Extracted data

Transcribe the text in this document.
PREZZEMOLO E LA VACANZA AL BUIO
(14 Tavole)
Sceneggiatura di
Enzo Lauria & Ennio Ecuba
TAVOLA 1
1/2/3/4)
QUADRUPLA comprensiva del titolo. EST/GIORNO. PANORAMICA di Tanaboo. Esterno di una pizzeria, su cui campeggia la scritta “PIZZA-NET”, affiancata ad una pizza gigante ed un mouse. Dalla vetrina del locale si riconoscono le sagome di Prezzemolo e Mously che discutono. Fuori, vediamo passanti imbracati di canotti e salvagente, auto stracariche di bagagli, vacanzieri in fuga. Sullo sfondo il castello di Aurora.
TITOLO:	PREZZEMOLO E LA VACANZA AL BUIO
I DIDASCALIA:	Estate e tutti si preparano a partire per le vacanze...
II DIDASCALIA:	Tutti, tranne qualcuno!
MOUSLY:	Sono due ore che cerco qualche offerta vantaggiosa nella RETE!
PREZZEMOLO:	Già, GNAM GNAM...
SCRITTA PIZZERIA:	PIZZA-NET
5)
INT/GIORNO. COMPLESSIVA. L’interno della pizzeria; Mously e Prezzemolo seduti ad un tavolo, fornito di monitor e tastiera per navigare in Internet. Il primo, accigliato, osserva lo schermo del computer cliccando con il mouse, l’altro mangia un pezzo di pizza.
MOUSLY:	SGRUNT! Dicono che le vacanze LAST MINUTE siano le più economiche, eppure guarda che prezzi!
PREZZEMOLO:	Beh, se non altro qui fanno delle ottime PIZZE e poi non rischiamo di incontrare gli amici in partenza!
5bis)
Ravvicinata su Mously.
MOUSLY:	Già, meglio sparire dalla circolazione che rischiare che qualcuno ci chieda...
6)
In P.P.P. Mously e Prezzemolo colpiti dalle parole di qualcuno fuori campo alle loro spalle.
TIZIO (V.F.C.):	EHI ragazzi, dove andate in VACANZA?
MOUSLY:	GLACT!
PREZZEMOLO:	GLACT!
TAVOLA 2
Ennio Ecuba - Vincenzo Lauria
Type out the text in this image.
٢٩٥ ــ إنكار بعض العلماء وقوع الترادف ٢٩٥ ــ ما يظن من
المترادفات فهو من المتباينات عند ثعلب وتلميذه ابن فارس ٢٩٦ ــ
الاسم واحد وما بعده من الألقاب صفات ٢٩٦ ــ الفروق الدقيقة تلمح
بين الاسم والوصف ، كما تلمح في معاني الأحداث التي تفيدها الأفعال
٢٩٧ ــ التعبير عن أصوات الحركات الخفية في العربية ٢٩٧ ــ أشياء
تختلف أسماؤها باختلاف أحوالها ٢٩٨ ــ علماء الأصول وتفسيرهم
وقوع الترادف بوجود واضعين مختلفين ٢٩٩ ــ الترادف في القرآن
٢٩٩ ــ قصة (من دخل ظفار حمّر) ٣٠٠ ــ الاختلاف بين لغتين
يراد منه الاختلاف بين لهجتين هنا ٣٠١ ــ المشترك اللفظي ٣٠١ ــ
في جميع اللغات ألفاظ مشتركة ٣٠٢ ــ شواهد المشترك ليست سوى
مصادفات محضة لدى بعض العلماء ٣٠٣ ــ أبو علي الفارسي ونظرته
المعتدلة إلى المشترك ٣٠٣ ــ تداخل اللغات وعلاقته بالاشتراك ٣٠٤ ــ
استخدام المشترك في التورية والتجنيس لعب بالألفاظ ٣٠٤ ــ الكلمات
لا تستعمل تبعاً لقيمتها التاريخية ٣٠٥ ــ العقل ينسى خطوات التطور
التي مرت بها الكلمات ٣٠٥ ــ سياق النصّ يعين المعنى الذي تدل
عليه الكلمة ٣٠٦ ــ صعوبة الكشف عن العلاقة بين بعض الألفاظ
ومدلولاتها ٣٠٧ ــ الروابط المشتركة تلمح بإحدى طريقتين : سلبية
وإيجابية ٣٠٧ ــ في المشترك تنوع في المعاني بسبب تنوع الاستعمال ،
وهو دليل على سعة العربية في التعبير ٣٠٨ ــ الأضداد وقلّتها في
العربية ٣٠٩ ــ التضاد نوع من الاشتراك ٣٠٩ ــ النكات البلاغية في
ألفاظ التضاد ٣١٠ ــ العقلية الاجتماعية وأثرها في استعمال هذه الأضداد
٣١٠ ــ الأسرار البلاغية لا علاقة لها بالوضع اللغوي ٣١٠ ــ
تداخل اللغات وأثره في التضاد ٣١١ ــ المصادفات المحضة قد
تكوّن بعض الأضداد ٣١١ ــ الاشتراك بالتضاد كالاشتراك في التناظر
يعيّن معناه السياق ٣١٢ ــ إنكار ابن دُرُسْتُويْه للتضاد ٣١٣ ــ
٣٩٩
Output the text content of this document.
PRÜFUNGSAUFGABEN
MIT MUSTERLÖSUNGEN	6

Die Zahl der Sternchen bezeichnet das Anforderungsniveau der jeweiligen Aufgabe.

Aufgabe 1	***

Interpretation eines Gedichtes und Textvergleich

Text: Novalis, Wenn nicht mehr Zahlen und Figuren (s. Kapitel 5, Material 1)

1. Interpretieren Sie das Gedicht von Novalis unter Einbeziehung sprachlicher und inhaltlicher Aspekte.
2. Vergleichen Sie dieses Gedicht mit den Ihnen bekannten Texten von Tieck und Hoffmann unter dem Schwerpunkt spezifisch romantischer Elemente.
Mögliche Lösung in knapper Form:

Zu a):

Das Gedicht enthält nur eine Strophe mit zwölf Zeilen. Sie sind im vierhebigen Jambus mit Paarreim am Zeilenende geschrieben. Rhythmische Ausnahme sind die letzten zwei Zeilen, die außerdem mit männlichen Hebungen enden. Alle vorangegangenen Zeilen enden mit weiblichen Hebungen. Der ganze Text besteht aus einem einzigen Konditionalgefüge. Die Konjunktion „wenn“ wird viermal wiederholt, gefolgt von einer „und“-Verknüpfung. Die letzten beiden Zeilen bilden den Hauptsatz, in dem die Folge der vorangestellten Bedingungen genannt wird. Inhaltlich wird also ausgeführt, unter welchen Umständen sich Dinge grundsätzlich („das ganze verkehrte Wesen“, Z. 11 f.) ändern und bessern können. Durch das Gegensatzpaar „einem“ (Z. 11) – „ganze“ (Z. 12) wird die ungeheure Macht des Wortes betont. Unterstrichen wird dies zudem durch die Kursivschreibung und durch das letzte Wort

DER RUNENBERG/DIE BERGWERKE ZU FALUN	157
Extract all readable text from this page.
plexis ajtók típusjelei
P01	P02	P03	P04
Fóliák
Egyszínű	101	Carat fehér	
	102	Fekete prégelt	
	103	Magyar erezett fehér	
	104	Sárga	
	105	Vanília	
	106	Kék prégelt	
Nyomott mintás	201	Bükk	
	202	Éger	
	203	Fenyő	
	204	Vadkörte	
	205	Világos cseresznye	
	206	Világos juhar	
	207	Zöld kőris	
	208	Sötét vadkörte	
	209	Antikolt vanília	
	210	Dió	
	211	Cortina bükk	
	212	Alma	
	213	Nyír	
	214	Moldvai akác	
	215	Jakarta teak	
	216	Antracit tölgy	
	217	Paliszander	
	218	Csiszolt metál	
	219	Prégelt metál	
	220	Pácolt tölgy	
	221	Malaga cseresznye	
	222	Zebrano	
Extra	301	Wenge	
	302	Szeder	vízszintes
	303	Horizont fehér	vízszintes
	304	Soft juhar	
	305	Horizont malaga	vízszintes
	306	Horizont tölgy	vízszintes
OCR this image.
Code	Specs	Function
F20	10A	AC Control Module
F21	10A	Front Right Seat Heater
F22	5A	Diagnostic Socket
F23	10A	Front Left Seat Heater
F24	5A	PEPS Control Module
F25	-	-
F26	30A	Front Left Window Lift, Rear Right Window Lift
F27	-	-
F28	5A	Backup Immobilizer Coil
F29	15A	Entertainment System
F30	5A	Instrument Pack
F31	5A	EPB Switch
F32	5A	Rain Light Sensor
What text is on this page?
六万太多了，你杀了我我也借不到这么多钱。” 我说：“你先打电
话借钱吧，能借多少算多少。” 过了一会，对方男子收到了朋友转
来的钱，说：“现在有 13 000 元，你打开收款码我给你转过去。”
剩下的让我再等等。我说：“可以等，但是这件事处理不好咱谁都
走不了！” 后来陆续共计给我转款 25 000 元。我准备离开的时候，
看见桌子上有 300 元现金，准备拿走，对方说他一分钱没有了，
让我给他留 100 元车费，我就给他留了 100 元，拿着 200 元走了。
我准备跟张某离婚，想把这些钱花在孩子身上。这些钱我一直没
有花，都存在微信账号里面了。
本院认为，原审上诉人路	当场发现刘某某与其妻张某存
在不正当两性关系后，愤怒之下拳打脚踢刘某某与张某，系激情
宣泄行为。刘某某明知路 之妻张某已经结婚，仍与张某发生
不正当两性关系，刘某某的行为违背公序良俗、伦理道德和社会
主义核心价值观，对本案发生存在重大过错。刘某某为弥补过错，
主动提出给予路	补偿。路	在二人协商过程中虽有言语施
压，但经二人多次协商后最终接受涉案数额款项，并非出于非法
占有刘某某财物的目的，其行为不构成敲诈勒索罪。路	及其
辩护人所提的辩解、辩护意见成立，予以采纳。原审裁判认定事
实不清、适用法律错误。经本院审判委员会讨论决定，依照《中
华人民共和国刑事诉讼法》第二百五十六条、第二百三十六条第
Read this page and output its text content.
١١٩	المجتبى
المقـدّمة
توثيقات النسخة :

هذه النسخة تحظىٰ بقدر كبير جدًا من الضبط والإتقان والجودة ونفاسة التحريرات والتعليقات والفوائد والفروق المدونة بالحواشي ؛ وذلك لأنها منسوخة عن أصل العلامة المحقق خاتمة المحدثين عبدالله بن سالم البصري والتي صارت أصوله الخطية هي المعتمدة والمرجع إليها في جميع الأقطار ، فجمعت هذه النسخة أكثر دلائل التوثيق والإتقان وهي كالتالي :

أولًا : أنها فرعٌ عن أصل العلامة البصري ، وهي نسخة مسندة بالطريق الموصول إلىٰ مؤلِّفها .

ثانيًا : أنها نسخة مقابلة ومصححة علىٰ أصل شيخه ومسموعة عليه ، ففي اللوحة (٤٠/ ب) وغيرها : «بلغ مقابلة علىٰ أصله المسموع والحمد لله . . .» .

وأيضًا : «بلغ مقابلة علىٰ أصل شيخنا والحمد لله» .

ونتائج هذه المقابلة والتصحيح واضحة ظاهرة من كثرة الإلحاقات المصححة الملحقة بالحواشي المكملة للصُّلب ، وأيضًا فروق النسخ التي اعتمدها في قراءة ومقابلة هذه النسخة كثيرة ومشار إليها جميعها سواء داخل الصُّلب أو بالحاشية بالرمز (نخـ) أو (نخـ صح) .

Work required
Return all the lines that contain the string "البصري".

Completed exercise
هذه النسخة تحظىٰ بقدر كبير جدًا من الضبط والإتقان والجودة ونفاسة التحريرات والتعليقات والفوائد والفروق المدونة بالحواشي ؛ وذلك لأنها منسوخة عن أصل العلامة المحقق خاتمة المحدثين عبدالله بن سالم البصري والتي صارت أصوله الخطية هي المعتمدة والمرجع إليها في جميع الأقطار ، فجمعت هذه النسخة أكثر دلائل التوثيق والإتقان وهي كالتالي :
أولًا : أنها فرعٌ عن أصل العلامة البصري ، وهي نسخة مسندة بالطريق الموصول إلىٰ مؤلِّفها .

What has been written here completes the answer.